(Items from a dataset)
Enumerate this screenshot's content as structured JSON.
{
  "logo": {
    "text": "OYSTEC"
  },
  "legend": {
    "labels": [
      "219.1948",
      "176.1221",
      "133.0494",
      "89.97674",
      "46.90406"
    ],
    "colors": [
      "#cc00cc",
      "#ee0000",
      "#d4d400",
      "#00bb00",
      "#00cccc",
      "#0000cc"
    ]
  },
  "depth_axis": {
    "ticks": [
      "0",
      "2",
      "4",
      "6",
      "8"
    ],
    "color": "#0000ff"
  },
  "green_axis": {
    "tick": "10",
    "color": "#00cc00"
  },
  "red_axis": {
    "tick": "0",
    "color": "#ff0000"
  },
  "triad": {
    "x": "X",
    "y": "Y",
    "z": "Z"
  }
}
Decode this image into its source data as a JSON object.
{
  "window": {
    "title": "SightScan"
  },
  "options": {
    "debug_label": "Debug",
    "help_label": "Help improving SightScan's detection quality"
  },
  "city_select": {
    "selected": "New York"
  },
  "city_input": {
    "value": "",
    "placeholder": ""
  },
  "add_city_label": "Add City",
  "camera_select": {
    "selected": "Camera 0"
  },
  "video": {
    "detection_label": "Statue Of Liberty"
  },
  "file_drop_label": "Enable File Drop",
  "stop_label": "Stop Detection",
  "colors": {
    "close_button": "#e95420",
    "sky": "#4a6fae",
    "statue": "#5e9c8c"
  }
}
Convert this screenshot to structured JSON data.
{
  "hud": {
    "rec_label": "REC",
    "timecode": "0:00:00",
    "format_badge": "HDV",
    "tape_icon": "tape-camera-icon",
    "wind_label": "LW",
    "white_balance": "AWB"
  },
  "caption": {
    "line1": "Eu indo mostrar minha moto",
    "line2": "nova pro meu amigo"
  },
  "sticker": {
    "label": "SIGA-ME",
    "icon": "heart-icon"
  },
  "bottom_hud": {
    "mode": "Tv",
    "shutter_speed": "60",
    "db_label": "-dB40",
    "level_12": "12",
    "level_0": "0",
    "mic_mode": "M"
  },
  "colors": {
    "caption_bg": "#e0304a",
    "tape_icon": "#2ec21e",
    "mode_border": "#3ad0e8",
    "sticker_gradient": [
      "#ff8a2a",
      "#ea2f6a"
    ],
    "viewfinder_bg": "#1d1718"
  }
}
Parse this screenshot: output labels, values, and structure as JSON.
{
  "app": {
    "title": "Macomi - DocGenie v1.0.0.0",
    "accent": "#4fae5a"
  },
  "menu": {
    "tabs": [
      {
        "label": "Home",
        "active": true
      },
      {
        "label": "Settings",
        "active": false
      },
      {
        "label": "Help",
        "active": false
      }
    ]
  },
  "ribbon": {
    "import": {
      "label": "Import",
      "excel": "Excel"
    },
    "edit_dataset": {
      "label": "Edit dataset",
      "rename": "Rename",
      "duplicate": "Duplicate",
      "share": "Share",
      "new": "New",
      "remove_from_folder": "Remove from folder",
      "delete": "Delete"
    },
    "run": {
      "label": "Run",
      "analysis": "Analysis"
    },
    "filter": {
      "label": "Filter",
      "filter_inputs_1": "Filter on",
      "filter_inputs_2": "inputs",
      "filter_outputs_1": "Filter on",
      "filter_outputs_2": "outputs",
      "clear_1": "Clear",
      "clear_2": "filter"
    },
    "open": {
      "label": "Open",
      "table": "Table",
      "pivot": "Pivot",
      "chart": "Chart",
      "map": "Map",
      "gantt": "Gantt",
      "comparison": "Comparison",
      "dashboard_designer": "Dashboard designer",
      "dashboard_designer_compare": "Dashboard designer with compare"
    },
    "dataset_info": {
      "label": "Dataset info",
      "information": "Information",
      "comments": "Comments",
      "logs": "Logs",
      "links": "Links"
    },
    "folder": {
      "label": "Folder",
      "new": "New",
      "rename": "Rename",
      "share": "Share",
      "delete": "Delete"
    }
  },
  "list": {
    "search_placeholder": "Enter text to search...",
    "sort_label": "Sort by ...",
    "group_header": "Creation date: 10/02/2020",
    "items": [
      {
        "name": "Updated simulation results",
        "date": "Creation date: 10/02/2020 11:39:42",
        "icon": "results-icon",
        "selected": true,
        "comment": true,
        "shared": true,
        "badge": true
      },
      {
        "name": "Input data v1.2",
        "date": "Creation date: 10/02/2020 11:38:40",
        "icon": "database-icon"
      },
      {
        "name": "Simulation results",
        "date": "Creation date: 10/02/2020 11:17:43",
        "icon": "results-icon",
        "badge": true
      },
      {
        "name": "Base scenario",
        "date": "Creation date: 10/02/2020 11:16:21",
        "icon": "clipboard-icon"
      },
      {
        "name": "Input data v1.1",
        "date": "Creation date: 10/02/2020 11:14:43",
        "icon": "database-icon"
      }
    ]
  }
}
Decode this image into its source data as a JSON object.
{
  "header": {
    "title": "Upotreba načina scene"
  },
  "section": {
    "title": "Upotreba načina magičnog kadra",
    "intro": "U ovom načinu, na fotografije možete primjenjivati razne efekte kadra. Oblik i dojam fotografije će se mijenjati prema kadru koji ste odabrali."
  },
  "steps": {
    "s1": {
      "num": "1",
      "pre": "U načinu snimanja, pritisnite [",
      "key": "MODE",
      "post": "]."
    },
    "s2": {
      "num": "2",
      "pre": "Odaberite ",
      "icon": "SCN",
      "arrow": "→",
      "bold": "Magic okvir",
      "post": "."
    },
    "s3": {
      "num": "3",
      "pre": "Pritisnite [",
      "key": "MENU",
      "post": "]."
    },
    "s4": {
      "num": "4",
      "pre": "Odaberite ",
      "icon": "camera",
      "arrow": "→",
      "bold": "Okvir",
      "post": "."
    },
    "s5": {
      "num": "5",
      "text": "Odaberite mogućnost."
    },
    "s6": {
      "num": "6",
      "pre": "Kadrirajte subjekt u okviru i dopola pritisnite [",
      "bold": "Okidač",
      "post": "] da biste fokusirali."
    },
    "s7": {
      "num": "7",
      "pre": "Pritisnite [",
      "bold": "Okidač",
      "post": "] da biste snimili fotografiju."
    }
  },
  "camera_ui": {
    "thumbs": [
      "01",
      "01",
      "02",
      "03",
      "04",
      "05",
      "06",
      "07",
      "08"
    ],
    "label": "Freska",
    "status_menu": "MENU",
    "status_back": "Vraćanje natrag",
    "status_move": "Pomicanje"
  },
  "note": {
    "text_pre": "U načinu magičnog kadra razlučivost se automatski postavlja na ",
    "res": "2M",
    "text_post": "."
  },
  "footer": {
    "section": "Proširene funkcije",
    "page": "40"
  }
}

Task goal:
Print the records above exactly as they appear.

Expected output:
Enumerate this screenshot's content as structured JSON.
{
  "logo": {
    "text": "OYSTEC"
  },
  "legend": {
    "labels": [
      "219.1948",
      "176.1221",
      "133.0494",
      "89.97674",
      "46.90406"
    ],
    "colors": [
      "#cc00cc",
      "#ee0000",
      "#d4d400",
      "#00bb00",
      "#00cccc",
      "#0000cc"
    ]
  },
  "depth_axis": {
    "ticks": [
      "0",
      "2",
      "4",
      "6",
      "8"
    ],
    "color": "#0000ff"
  },
  "green_axis": {
    "tick": "10",
    "color": "#00cc00"
  },
  "red_axis": {
    "tick": "0",
    "color": "#ff0000"
  },
  "triad": {
    "x": "X",
    "y": "Y",
    "z": "Z"
  }
}
Decode this image into its source data as a JSON object.
{
  "window": {
    "title": "SightScan"
  },
  "options": {
    "debug_label": "Debug",
    "help_label": "Help improving SightScan's detection quality"
  },
  "city_select": {
    "selected": "New York"
  },
  "city_input": {
    "value": "",
    "placeholder": ""
  },
  "add_city_label": "Add City",
  "camera_select": {
    "selected": "Camera 0"
  },
  "video": {
    "detection_label": "Statue Of Liberty"
  },
  "file_drop_label": "Enable File Drop",
  "stop_label": "Stop Detection",
  "colors": {
    "close_button": "#e95420",
    "sky": "#4a6fae",
    "statue": "#5e9c8c"
  }
}
Convert this screenshot to structured JSON data.
{
  "hud": {
    "rec_label": "REC",
    "timecode": "0:00:00",
    "format_badge": "HDV",
    "tape_icon": "tape-camera-icon",
    "wind_label": "LW",
    "white_balance": "AWB"
  },
  "caption": {
    "line1": "Eu indo mostrar minha moto",
    "line2": "nova pro meu amigo"
  },
  "sticker": {
    "label": "SIGA-ME",
    "icon": "heart-icon"
  },
  "bottom_hud": {
    "mode": "Tv",
    "shutter_speed": "60",
    "db_label": "-dB40",
    "level_12": "12",
    "level_0": "0",
    "mic_mode": "M"
  },
  "colors": {
    "caption_bg": "#e0304a",
    "tape_icon": "#2ec21e",
    "mode_border": "#3ad0e8",
    "sticker_gradient": [
      "#ff8a2a",
      "#ea2f6a"
    ],
    "viewfinder_bg": "#1d1718"
  }
}
Parse this screenshot: output labels, values, and structure as JSON.
{
  "app": {
    "title": "Macomi - DocGenie v1.0.0.0",
    "accent": "#4fae5a"
  },
  "menu": {
    "tabs": [
      {
        "label": "Home",
        "active": true
      },
      {
        "label": "Settings",
        "active": false
      },
      {
        "label": "Help",
        "active": false
      }
    ]
  },
  "ribbon": {
    "import": {
      "label": "Import",
      "excel": "Excel"
    },
    "edit_dataset": {
      "label": "Edit dataset",
      "rename": "Rename",
      "duplicate": "Duplicate",
      "share": "Share",
      "new": "New",
      "remove_from_folder": "Remove from folder",
      "delete": "Delete"
    },
    "run": {
      "label": "Run",
      "analysis": "Analysis"
    },
    "filter": {
      "label": "Filter",
      "filter_inputs_1": "Filter on",
      "filter_inputs_2": "inputs",
      "filter_outputs_1": "Filter on",
      "filter_outputs_2": "outputs",
      "clear_1": "Clear",
      "clear_2": "filter"
    },
    "open": {
      "label": "Open",
      "table": "Table",
      "pivot": "Pivot",
      "chart": "Chart",
      "map": "Map",
      "gantt": "Gantt",
      "comparison": "Comparison",
      "dashboard_designer": "Dashboard designer",
      "dashboard_designer_compare": "Dashboard designer with compare"
    },
    "dataset_info": {
      "label": "Dataset info",
      "information": "Information",
      "comments": "Comments",
      "logs": "Logs",
      "links": "Links"
    },
    "folder": {
      "label": "Folder",
      "new": "New",
      "rename": "Rename",
      "share": "Share",
      "delete": "Delete"
    }
  },
  "list": {
    "search_placeholder": "Enter text to search...",
    "sort_label": "Sort by ...",
    "group_header": "Creation date: 10/02/2020",
    "items": [
      {
        "name": "Updated simulation results",
        "date": "Creation date: 10/02/2020 11:39:42",
        "icon": "results-icon",
        "selected": true,
        "comment": true,
        "shared": true,
        "badge": true
      },
      {
        "name": "Input data v1.2",
        "date": "Creation date: 10/02/2020 11:38:40",
        "icon": "database-icon"
      },
      {
        "name": "Simulation results",
        "date": "Creation date: 10/02/2020 11:17:43",
        "icon": "results-icon",
        "badge": true
      },
      {
        "name": "Base scenario",
        "date": "Creation date: 10/02/2020 11:16:21",
        "icon": "clipboard-icon"
      },
      {
        "name": "Input data v1.1",
        "date": "Creation date: 10/02/2020 11:14:43",
        "icon": "database-icon"
      }
    ]
  }
}
Decode this image into its source data as a JSON object.
{
  "header": {
    "title": "Upotreba načina scene"
  },
  "section": {
    "title": "Upotreba načina magičnog kadra",
    "intro": "U ovom načinu, na fotografije možete primjenjivati razne efekte kadra. Oblik i dojam fotografije će se mijenjati prema kadru koji ste odabrali."
  },
  "steps": {
    "s1": {
      "num": "1",
      "pre": "U načinu snimanja, pritisnite [",
      "key": "MODE",
      "post": "]."
    },
    "s2": {
      "num": "2",
      "pre": "Odaberite ",
      "icon": "SCN",
      "arrow": "→",
      "bold": "Magic okvir",
      "post": "."
    },
    "s3": {
      "num": "3",
      "pre": "Pritisnite [",
      "key": "MENU",
      "post": "]."
    },
    "s4": {
      "num": "4",
      "pre": "Odaberite ",
      "icon": "camera",
      "arrow": "→",
      "bold": "Okvir",
      "post": "."
    },
    "s5": {
      "num": "5",
      "text": "Odaberite mogućnost."
    },
    "s6": {
      "num": "6",
      "pre": "Kadrirajte subjekt u okviru i dopola pritisnite [",
      "bold": "Okidač",
      "post": "] da biste fokusirali."
    },
    "s7": {
      "num": "7",
      "pre": "Pritisnite [",
      "bold": "Okidač",
      "post": "] da biste snimili fotografiju."
    }
  },
  "camera_ui": {
    "thumbs": [
      "01",
      "01",
      "02",
      "03",
      "04",
      "05",
      "06",
      "07",
      "08"
    ],
    "label": "Freska",
    "status_menu": "MENU",
    "status_back": "Vraćanje natrag",
    "status_move": "Pomicanje"
  },
  "note": {
    "text_pre": "U načinu magičnog kadra razlučivost se automatski postavlja na ",
    "res": "2M",
    "text_post": "."
  },
  "footer": {
    "section": "Proširene funkcije",
    "page": "40"
  }
}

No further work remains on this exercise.